Search the data below for "Peters"; list each line that holds it.
__________
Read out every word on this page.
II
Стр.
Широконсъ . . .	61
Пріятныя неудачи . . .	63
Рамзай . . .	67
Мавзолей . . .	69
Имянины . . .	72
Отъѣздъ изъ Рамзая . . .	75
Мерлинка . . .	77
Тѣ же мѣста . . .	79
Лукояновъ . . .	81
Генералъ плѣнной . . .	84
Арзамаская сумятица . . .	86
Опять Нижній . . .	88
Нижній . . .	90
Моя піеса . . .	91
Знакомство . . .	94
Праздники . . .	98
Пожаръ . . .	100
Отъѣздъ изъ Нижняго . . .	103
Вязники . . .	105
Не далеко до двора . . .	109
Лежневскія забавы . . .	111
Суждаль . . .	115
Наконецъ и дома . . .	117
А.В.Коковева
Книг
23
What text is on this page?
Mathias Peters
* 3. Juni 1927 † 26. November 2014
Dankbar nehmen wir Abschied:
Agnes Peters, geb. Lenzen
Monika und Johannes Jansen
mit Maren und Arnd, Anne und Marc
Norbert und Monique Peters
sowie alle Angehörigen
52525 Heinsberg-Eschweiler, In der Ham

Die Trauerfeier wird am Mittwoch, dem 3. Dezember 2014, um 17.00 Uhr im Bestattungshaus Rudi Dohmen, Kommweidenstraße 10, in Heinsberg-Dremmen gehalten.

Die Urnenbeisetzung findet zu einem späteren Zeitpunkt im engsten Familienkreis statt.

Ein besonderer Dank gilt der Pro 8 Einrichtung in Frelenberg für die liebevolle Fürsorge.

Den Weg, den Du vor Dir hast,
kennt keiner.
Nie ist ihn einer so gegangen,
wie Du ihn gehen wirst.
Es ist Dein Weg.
__________
## WORKED SOLUTION
Mathias Peters
Agnes Peters, geb. Lenzen
Norbert und Monique Peters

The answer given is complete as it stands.